## Data provided
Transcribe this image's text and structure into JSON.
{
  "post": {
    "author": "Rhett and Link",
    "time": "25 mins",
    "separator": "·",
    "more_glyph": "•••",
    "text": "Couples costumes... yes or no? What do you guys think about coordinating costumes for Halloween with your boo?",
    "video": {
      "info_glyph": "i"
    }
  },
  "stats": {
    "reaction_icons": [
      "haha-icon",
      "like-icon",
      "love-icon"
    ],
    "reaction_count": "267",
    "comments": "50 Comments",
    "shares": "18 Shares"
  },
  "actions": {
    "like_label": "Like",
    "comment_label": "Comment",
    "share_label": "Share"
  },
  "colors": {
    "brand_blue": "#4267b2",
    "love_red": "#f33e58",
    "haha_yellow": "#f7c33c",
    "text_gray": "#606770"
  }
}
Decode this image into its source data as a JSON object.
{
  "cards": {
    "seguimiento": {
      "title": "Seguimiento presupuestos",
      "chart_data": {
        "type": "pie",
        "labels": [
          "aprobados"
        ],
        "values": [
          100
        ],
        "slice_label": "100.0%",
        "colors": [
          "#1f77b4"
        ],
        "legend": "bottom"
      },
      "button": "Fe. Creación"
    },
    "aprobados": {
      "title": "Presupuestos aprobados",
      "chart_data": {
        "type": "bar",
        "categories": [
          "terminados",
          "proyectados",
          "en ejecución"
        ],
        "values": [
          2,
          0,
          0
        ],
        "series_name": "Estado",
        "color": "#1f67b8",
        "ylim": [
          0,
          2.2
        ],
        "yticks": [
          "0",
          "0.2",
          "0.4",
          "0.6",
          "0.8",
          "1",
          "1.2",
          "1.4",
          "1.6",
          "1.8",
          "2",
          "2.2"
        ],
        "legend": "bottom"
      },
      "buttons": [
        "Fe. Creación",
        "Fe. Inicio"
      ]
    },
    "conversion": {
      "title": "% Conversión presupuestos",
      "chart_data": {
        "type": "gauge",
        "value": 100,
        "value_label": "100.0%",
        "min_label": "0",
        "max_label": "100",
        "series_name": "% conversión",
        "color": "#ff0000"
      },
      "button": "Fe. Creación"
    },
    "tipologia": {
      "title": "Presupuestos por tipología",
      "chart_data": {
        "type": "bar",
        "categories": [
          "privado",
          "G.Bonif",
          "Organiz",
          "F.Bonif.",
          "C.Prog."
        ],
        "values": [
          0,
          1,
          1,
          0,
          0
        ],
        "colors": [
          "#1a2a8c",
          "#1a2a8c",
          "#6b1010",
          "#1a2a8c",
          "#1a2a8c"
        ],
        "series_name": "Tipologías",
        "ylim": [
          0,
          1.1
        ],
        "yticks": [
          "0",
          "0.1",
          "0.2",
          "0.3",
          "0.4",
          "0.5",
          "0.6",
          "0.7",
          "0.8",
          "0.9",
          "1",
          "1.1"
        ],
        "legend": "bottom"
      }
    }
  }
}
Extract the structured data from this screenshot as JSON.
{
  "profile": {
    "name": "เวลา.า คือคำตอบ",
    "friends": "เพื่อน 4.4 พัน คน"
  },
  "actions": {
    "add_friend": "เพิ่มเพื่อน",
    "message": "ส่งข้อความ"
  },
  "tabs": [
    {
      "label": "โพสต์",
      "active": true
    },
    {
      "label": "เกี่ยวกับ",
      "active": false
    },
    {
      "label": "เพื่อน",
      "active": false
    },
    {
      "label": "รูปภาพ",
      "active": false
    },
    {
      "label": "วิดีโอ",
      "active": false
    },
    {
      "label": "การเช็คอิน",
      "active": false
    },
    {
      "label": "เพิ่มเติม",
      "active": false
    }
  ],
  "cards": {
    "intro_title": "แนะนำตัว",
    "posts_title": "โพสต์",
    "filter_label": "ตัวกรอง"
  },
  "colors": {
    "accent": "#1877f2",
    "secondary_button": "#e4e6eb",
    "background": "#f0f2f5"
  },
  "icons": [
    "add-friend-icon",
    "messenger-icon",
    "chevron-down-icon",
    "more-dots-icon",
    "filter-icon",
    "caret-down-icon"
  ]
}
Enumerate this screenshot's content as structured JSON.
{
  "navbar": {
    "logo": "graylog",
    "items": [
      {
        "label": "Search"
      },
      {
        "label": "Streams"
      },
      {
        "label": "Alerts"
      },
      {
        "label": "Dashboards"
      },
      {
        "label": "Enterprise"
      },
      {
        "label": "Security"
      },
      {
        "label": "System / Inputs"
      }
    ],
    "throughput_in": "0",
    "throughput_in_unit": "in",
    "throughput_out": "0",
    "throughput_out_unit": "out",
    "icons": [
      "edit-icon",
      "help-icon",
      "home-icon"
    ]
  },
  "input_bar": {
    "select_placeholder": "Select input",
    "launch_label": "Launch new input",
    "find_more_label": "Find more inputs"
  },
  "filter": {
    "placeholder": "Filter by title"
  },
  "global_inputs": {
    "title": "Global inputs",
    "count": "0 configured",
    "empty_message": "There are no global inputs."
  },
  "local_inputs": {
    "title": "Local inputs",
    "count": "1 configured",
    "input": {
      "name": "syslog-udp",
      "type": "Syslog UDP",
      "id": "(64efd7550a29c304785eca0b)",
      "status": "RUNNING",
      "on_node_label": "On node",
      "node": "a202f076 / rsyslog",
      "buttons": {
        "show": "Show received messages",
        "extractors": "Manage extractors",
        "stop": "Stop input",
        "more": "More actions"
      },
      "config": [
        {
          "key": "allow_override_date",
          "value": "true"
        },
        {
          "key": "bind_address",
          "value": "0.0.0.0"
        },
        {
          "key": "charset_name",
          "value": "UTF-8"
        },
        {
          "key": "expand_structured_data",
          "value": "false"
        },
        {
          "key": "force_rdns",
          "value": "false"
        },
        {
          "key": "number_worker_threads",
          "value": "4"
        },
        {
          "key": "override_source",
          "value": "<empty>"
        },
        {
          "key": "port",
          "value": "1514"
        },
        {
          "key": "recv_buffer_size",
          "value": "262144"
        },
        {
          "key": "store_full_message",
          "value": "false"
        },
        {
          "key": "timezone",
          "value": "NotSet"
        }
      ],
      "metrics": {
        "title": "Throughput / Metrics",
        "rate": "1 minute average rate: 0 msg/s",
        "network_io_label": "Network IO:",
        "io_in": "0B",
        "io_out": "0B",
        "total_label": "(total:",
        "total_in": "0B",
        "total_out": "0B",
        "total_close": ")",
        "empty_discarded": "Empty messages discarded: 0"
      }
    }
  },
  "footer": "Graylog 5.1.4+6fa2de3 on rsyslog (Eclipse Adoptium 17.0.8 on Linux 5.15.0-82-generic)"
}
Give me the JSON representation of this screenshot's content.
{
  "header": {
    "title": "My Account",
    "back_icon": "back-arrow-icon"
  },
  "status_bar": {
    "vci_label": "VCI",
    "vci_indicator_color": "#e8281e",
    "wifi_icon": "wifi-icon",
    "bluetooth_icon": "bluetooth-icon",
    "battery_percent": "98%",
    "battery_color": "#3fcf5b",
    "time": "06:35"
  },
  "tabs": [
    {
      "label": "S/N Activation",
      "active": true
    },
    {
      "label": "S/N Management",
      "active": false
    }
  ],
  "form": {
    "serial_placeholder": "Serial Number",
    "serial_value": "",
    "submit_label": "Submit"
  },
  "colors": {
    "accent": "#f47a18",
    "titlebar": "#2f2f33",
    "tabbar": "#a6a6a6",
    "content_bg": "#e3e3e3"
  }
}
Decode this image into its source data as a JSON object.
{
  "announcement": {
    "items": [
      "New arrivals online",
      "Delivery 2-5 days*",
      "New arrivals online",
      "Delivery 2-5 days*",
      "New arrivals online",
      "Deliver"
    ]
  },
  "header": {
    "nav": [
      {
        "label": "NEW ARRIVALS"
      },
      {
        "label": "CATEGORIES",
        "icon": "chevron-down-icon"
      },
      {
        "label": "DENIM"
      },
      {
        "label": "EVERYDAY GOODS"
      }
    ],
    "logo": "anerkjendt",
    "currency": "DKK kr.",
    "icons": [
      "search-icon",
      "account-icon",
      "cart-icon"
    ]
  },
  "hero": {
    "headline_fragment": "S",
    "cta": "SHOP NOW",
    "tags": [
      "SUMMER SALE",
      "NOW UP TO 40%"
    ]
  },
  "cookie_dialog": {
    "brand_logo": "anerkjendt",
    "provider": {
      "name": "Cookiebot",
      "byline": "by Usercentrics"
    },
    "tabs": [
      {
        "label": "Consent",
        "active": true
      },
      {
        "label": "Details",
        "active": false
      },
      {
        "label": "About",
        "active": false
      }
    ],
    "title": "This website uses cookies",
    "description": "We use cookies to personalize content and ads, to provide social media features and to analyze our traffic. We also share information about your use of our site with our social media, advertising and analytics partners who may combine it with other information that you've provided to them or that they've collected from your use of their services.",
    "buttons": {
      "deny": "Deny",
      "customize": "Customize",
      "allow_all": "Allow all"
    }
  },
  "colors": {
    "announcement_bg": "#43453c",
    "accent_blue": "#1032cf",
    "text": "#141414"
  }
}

## Written instruction
Go through the records line by line and count those containing the string "type". Give only the total.

## Expected answer
5